__Objective__: The records below must be transcribed exactly. Do not include the pictures.

__Entries supplied__:
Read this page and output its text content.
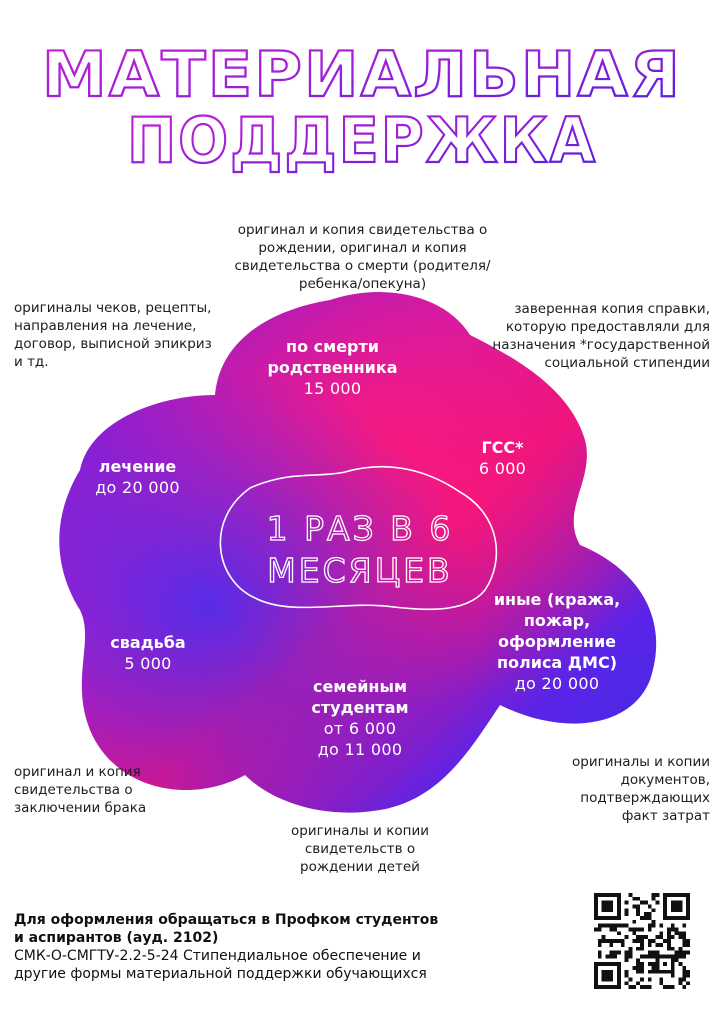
МАТЕРИАЛЬНАЯ
ПОДДЕРЖКА
1 РАЗ В 6
МЕСЯЦЕВ
по смерти родственника
15 000
ГСС*
6 000
лечение
до 20 000
свадьба
5 000
семейным студентам
от 6 000
до 11 000
иные (кража, пожар, оформление полиса ДМС)
до 20 000
оригинал и копия свидетельства о рождении, оригинал и копия свидетельства о смерти (родителя/ребенка/опекуна)
оригиналы чеков, рецепты, направления на лечение, договор, выписной эпикриз и тд.
заверенная копия справки, которую предоставляли для назначения *государственной социальной стипендии
оригинал и копия свидетельства о заключении брака
оригиналы и копии свидетельств о рождении детей
оригиналы и копии документов, подтверждающих факт затрат
Для оформления обращаться в Профком студентов
и аспирантов (ауд. 2102)
СМК-О-СМГТУ-2.2-5-24 Стипендиальное обеспечение и
другие формы материальной поддержки обучающихся
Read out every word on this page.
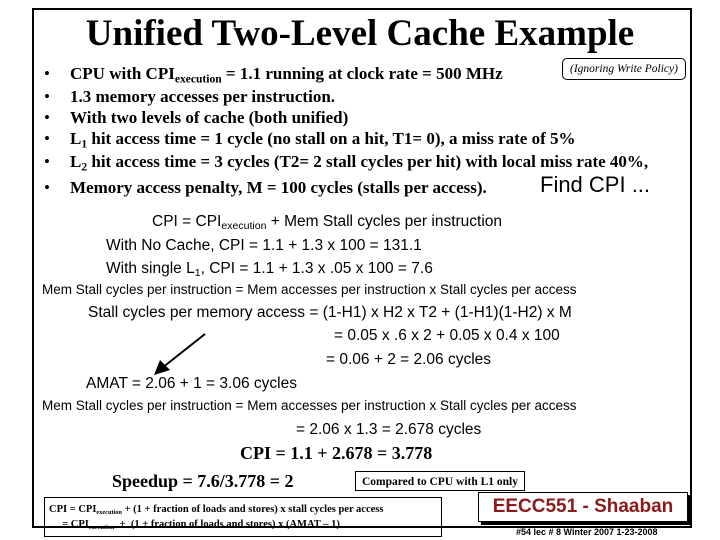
Unified Two-Level Cache Example
(Ignoring Write Policy)
• CPU with $CPI_{execution} = 1.1$ running at clock rate = 500 MHz
• 1.3 memory accesses per instruction.
• With two levels of cache (both unified)
• $L_1$ hit access time = 1 cycle (no stall on a hit, T1= 0), a miss rate of 5%
• $L_2$ hit access time = 3 cycles (T2= 2 stall cycles per hit) with local miss rate 40%,
• Memory access penalty, M = 100 cycles (stalls per access). Find CPI ...
CPI = $CPI_{execution}$ + Mem Stall cycles per instruction
With No Cache, CPI = 1.1 + 1.3 x 100 = 131.1
With single $L_1$, CPI = 1.1 + 1.3 x .05 x 100 = 7.6
Mem Stall cycles per instruction = Mem accesses per instruction x Stall cycles per access
Stall cycles per memory access = (1-H1) x H2 x T2 + (1-H1)(1-H2) x M
= 0.05 x .6 x 2 + 0.05 x 0.4 x 100
= 0.06 + 2 = 2.06 cycles
AMAT = 2.06 + 1 = 3.06 cycles
Mem Stall cycles per instruction = Mem accesses per instruction x Stall cycles per access
= 2.06 x 1.3 = 2.678 cycles
CPI = 1.1 + 2.678 = 3.778
Speedup = 7.6/3.778 = 2	Compared to CPU with L1 only
CPI = $CPI_{execution} + (1$ + fraction of loads and stores) x stall cycles per access
= $CPI_{execution} + (1$ + fraction of loads and stores) x (AMAT – 1)
EECC551 - Shaaban
#54 lec # 8 Winter 2007 1-23-2008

__Exercise result__:
Read this page and output its text content.
МАТЕРИАЛЬНАЯ
ПОДДЕРЖКА
1 РАЗ В 6
МЕСЯЦЕВ
по смерти родственника
15 000
ГСС*
6 000
лечение
до 20 000
свадьба
5 000
семейным студентам
от 6 000
до 11 000
иные (кража, пожар, оформление полиса ДМС)
до 20 000
оригинал и копия свидетельства о рождении, оригинал и копия свидетельства о смерти (родителя/ребенка/опекуна)
оригиналы чеков, рецепты, направления на лечение, договор, выписной эпикриз и тд.
заверенная копия справки, которую предоставляли для назначения *государственной социальной стипендии
оригинал и копия свидетельства о заключении брака
оригиналы и копии свидетельств о рождении детей
оригиналы и копии документов, подтверждающих факт затрат
Для оформления обращаться в Профком студентов
и аспирантов (ауд. 2102)
СМК-О-СМГТУ-2.2-5-24 Стипендиальное обеспечение и
другие формы материальной поддержки обучающихся
Read out every word on this page.
Unified Two-Level Cache Example
(Ignoring Write Policy)
• CPU with $CPI_{execution} = 1.1$ running at clock rate = 500 MHz
• 1.3 memory accesses per instruction.
• With two levels of cache (both unified)
• $L_1$ hit access time = 1 cycle (no stall on a hit, T1= 0), a miss rate of 5%
• $L_2$ hit access time = 3 cycles (T2= 2 stall cycles per hit) with local miss rate 40%,
• Memory access penalty, M = 100 cycles (stalls per access). Find CPI ...
CPI = $CPI_{execution}$ + Mem Stall cycles per instruction
With No Cache, CPI = 1.1 + 1.3 x 100 = 131.1
With single $L_1$, CPI = 1.1 + 1.3 x .05 x 100 = 7.6
Mem Stall cycles per instruction = Mem accesses per instruction x Stall cycles per access
Stall cycles per memory access = (1-H1) x H2 x T2 + (1-H1)(1-H2) x M
= 0.05 x .6 x 2 + 0.05 x 0.4 x 100
= 0.06 + 2 = 2.06 cycles
AMAT = 2.06 + 1 = 3.06 cycles
Mem Stall cycles per instruction = Mem accesses per instruction x Stall cycles per access
= 2.06 x 1.3 = 2.678 cycles
CPI = 1.1 + 2.678 = 3.778
Speedup = 7.6/3.778 = 2	Compared to CPU with L1 only
CPI = $CPI_{execution} + (1$ + fraction of loads and stores) x stall cycles per access
= $CPI_{execution} + (1$ + fraction of loads and stores) x (AMAT – 1)
EECC551 - Shaaban
#54 lec # 8 Winter 2007 1-23-2008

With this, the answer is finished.